Reproduce the listing below, renaming every "y-tick-label" as "y-axis tick label" and leaving everything else unchanged.

Listed records:
%%

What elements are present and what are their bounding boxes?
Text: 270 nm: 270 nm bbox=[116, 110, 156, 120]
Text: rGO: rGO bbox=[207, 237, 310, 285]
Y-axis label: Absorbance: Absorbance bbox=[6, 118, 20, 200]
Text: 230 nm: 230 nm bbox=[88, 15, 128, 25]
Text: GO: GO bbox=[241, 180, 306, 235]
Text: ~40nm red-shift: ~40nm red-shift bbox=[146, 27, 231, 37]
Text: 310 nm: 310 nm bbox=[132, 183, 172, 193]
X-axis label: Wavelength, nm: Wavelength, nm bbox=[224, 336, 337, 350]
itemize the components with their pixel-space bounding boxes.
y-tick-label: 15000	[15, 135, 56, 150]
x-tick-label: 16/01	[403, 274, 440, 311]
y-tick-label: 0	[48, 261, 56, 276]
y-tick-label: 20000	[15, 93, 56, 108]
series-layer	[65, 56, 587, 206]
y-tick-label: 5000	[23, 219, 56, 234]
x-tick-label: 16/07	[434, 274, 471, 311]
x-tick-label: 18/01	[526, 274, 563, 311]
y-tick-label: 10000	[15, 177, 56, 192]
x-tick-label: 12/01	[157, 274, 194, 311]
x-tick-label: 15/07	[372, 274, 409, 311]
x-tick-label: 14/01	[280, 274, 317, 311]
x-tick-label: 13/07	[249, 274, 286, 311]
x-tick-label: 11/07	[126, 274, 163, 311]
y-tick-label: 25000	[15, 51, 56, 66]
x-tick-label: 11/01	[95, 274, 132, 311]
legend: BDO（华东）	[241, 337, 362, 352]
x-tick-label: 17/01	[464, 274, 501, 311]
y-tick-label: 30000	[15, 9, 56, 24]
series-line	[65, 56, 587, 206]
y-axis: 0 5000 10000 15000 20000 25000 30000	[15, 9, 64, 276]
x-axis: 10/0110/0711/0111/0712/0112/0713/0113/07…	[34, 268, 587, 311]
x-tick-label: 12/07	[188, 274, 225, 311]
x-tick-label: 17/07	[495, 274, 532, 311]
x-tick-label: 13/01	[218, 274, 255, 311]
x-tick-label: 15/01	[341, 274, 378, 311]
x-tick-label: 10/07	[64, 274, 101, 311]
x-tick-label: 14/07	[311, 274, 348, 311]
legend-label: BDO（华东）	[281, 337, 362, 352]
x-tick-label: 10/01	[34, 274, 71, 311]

%%

Problem solution:
What elements are present and what are their bounding boxes?
Text: 270 nm: 270 nm bbox=[116, 110, 156, 120]
Text: rGO: rGO bbox=[207, 237, 310, 285]
Y-axis label: Absorbance: Absorbance bbox=[6, 118, 20, 200]
Text: 230 nm: 230 nm bbox=[88, 15, 128, 25]
Text: GO: GO bbox=[241, 180, 306, 235]
Text: ~40nm red-shift: ~40nm red-shift bbox=[146, 27, 231, 37]
Text: 310 nm: 310 nm bbox=[132, 183, 172, 193]
X-axis label: Wavelength, nm: Wavelength, nm bbox=[224, 336, 337, 350]
itemize the components with their pixel-space bounding boxes.
y-axis tick label: 15000	[15, 135, 56, 150]
x-tick-label: 16/01	[403, 274, 440, 311]
y-axis tick label: 0	[48, 261, 56, 276]
y-axis tick label: 20000	[15, 93, 56, 108]
series-layer	[65, 56, 587, 206]
y-axis tick label: 5000	[23, 219, 56, 234]
x-tick-label: 16/07	[434, 274, 471, 311]
x-tick-label: 18/01	[526, 274, 563, 311]
y-axis tick label: 10000	[15, 177, 56, 192]
x-tick-label: 12/01	[157, 274, 194, 311]
x-tick-label: 15/07	[372, 274, 409, 311]
x-tick-label: 14/01	[280, 274, 317, 311]
x-tick-label: 13/07	[249, 274, 286, 311]
x-tick-label: 11/07	[126, 274, 163, 311]
y-axis tick label: 25000	[15, 51, 56, 66]
x-tick-label: 11/01	[95, 274, 132, 311]
legend: BDO（华东）	[241, 337, 362, 352]
x-tick-label: 17/01	[464, 274, 501, 311]
y-axis tick label: 30000	[15, 9, 56, 24]
series-line	[65, 56, 587, 206]
y-axis: 0 5000 10000 15000 20000 25000 30000	[15, 9, 64, 276]
x-axis: 10/0110/0711/0111/0712/0112/0713/0113/07…	[34, 268, 587, 311]
x-tick-label: 12/07	[188, 274, 225, 311]
x-tick-label: 17/07	[495, 274, 532, 311]
x-tick-label: 13/01	[218, 274, 255, 311]
x-tick-label: 15/01	[341, 274, 378, 311]
x-tick-label: 10/07	[64, 274, 101, 311]
x-tick-label: 14/07	[311, 274, 348, 311]
legend-label: BDO（华东）	[281, 337, 362, 352]
x-tick-label: 10/01	[34, 274, 71, 311]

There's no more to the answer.